What is expected:
Copy the lines below word for word.

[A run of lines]
========
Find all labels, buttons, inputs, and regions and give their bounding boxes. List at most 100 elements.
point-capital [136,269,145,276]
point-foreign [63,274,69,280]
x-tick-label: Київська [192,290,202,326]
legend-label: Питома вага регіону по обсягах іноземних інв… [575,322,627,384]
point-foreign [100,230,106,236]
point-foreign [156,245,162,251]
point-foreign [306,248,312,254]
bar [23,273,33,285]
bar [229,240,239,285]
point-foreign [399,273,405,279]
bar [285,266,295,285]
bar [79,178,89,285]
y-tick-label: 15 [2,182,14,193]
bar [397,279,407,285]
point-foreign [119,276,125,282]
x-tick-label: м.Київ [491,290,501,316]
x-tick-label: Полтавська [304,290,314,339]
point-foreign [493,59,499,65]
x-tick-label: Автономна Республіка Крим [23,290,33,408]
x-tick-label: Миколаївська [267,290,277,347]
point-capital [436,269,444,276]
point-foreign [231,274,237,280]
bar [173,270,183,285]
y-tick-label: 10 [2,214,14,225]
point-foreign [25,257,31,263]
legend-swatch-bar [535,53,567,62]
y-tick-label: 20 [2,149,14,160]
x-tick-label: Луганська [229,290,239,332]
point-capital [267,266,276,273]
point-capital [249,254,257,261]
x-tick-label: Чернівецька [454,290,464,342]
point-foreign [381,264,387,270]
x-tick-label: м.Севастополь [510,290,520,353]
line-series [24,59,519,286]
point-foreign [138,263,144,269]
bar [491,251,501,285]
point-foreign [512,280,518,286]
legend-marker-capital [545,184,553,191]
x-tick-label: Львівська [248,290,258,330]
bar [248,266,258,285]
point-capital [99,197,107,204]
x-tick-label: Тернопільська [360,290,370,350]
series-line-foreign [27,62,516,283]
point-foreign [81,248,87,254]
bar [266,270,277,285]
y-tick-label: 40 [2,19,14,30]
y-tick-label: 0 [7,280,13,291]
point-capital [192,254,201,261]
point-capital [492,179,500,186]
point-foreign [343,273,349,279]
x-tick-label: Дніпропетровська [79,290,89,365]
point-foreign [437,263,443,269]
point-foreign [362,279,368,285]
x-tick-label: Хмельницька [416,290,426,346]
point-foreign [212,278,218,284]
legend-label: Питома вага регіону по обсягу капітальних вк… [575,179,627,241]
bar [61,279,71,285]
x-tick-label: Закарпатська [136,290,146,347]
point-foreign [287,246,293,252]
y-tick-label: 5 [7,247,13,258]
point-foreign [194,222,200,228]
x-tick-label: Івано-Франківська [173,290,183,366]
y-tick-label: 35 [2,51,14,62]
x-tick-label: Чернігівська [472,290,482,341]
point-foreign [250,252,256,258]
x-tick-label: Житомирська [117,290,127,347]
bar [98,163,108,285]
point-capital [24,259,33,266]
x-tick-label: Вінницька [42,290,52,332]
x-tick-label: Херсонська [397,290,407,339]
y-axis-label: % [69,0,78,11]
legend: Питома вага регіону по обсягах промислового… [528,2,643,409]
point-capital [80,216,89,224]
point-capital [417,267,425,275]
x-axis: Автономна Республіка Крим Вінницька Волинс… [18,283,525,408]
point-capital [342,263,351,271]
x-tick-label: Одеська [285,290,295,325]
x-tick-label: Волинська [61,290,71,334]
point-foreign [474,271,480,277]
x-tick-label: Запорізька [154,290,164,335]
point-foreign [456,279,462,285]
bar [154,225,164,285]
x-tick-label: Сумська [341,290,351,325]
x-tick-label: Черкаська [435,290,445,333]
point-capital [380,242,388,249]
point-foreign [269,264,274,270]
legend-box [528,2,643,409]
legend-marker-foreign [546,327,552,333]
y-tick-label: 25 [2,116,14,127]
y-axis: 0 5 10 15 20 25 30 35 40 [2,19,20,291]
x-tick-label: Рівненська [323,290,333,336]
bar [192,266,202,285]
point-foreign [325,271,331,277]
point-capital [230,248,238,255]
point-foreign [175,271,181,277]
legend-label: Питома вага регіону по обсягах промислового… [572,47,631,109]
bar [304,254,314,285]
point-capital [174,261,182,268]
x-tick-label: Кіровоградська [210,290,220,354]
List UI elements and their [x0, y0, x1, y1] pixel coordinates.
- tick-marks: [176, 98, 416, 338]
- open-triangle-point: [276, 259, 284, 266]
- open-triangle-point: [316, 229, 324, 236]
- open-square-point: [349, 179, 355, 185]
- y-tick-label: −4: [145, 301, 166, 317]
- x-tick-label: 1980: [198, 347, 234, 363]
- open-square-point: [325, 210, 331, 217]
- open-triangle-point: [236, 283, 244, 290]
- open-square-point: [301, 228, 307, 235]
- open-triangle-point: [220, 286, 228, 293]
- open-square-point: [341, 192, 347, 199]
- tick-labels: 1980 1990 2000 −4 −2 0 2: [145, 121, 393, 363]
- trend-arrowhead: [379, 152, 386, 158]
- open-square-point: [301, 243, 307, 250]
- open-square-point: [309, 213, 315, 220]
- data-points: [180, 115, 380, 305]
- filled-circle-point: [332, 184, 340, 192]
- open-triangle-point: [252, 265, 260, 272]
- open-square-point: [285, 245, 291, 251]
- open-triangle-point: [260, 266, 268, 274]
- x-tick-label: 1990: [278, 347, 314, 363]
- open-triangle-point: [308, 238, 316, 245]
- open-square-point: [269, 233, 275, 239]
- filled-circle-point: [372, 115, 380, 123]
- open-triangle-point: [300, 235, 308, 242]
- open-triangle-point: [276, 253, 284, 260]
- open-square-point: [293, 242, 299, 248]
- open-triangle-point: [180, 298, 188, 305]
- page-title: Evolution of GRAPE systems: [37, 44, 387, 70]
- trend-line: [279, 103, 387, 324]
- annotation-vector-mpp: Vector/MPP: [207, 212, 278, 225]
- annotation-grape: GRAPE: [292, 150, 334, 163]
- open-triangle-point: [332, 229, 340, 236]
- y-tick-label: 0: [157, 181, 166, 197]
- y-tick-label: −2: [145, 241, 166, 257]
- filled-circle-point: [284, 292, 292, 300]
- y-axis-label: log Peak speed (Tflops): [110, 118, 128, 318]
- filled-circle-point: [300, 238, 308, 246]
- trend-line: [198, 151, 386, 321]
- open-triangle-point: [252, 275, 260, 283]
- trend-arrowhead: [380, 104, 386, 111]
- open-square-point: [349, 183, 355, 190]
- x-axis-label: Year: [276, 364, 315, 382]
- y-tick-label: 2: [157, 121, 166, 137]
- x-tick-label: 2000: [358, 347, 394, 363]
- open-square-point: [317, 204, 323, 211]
========
Response:
Find all labels, buttons, inputs, and regions and give their bounding boxes. List at most 100 elements.
point-capital [136,269,145,276]
point-foreign [63,274,69,280]
x-tick-label: Київська [192,290,202,326]
legend-label: Питома вага регіону по обсягах іноземних інв… [575,322,627,384]
point-foreign [100,230,106,236]
point-foreign [156,245,162,251]
point-foreign [306,248,312,254]
bar [23,273,33,285]
bar [229,240,239,285]
point-foreign [399,273,405,279]
bar [285,266,295,285]
bar [79,178,89,285]
y-tick-label: 15 [2,182,14,193]
bar [397,279,407,285]
point-foreign [119,276,125,282]
x-tick-label: м.Київ [491,290,501,316]
x-tick-label: Полтавська [304,290,314,339]
point-foreign [493,59,499,65]
x-tick-label: Автономна Республіка Крим [23,290,33,408]
x-tick-label: Миколаївська [267,290,277,347]
point-capital [436,269,444,276]
point-foreign [231,274,237,280]
bar [173,270,183,285]
y-tick-label: 10 [2,214,14,225]
point-foreign [25,257,31,263]
legend-swatch-bar [535,53,567,62]
y-tick-label: 20 [2,149,14,160]
x-tick-label: Луганська [229,290,239,332]
point-capital [267,266,276,273]
point-capital [249,254,257,261]
x-tick-label: Чернівецька [454,290,464,342]
point-foreign [381,264,387,270]
x-tick-label: м.Севастополь [510,290,520,353]
line-series [24,59,519,286]
point-foreign [138,263,144,269]
bar [491,251,501,285]
point-foreign [512,280,518,286]
legend-marker-capital [545,184,553,191]
x-tick-label: Львівська [248,290,258,330]
bar [248,266,258,285]
point-capital [99,197,107,204]
x-tick-label: Тернопільська [360,290,370,350]
series-line-foreign [27,62,516,283]
point-foreign [81,248,87,254]
bar [266,270,277,285]
y-tick-label: 40 [2,19,14,30]
y-tick-label: 0 [7,280,13,291]
point-capital [192,254,201,261]
point-capital [492,179,500,186]
point-foreign [343,273,349,279]
x-tick-label: Дніпропетровська [79,290,89,365]
point-foreign [437,263,443,269]
point-foreign [362,279,368,285]
x-tick-label: Хмельницька [416,290,426,346]
point-foreign [212,278,218,284]
legend-label: Питома вага регіону по обсягу капітальних вк… [575,179,627,241]
bar [61,279,71,285]
x-tick-label: Закарпатська [136,290,146,347]
point-foreign [287,246,293,252]
y-tick-label: 5 [7,247,13,258]
point-foreign [194,222,200,228]
x-tick-label: Івано-Франківська [173,290,183,366]
y-tick-label: 35 [2,51,14,62]
x-tick-label: Чернігівська [472,290,482,341]
point-foreign [250,252,256,258]
x-tick-label: Житомирська [117,290,127,347]
bar [98,163,108,285]
point-capital [24,259,33,266]
x-tick-label: Вінницька [42,290,52,332]
x-tick-label: Херсонська [397,290,407,339]
y-axis-label: % [69,0,78,11]
legend: Питома вага регіону по обсягах промислового… [528,2,643,409]
point-capital [80,216,89,224]
point-capital [417,267,425,275]
x-axis: Автономна Республіка Крим Вінницька Волинс… [18,283,525,408]
point-capital [342,263,351,271]
x-tick-label: Одеська [285,290,295,325]
x-tick-label: Волинська [61,290,71,334]
point-foreign [474,271,480,277]
x-tick-label: Запорізька [154,290,164,335]
point-foreign [456,279,462,285]
bar [154,225,164,285]
x-tick-label: Сумська [341,290,351,325]
x-tick-label: Черкаська [435,290,445,333]
point-capital [380,242,388,249]
point-foreign [269,264,274,270]
legend-box [528,2,643,409]
legend-marker-foreign [546,327,552,333]
y-tick-label: 25 [2,116,14,127]
y-axis: 0 5 10 15 20 25 30 35 40 [2,19,20,291]
x-tick-label: Рівненська [323,290,333,336]
bar [192,266,202,285]
point-foreign [325,271,331,277]
point-capital [230,248,238,255]
point-foreign [175,271,181,277]
legend-label: Питома вага регіону по обсягах промислового… [572,47,631,109]
bar [304,254,314,285]
point-capital [174,261,182,268]
x-tick-label: Кіровоградська [210,290,220,354]
List UI elements and their [x0, y0, x1, y1] pixel coordinates.
- tick-marks: [176, 98, 416, 338]
- open-triangle-point: [276, 259, 284, 266]
- open-triangle-point: [316, 229, 324, 236]
- open-square-point: [349, 179, 355, 185]
- y-tick-label: −4: [145, 301, 166, 317]
- x-tick-label: 1980: [198, 347, 234, 363]
- open-square-point: [325, 210, 331, 217]
- open-triangle-point: [236, 283, 244, 290]
- open-square-point: [301, 228, 307, 235]
- open-triangle-point: [220, 286, 228, 293]
- open-square-point: [341, 192, 347, 199]
- tick-labels: 1980 1990 2000 −4 −2 0 2: [145, 121, 393, 363]
- trend-arrowhead: [379, 152, 386, 158]
- open-square-point: [301, 243, 307, 250]
- open-square-point: [309, 213, 315, 220]
- data-points: [180, 115, 380, 305]
- filled-circle-point: [332, 184, 340, 192]
- open-triangle-point: [252, 265, 260, 272]
- open-square-point: [285, 245, 291, 251]
- open-triangle-point: [260, 266, 268, 274]
- x-tick-label: 1990: [278, 347, 314, 363]
- open-triangle-point: [308, 238, 316, 245]
- open-square-point: [269, 233, 275, 239]
- filled-circle-point: [372, 115, 380, 123]
- open-triangle-point: [300, 235, 308, 242]
- open-triangle-point: [276, 253, 284, 260]
- open-square-point: [293, 242, 299, 248]
- open-triangle-point: [180, 298, 188, 305]
- page-title: Evolution of GRAPE systems: [37, 44, 387, 70]
- trend-line: [279, 103, 387, 324]
- annotation-vector-mpp: Vector/MPP: [207, 212, 278, 225]
- annotation-grape: GRAPE: [292, 150, 334, 163]
- open-triangle-point: [332, 229, 340, 236]
- y-tick-label: 0: [157, 181, 166, 197]
- y-tick-label: −2: [145, 241, 166, 257]
- filled-circle-point: [284, 292, 292, 300]
- y-axis-label: log Peak speed (Tflops): [110, 118, 128, 318]
- filled-circle-point: [300, 238, 308, 246]
- trend-line: [198, 151, 386, 321]
- open-triangle-point: [252, 275, 260, 283]
- trend-arrowhead: [380, 104, 386, 111]
- open-square-point: [349, 183, 355, 190]
- x-axis-label: Year: [276, 364, 315, 382]
- y-tick-label: 2: [157, 121, 166, 137]
- x-tick-label: 2000: [358, 347, 394, 363]
- open-square-point: [317, 204, 323, 211]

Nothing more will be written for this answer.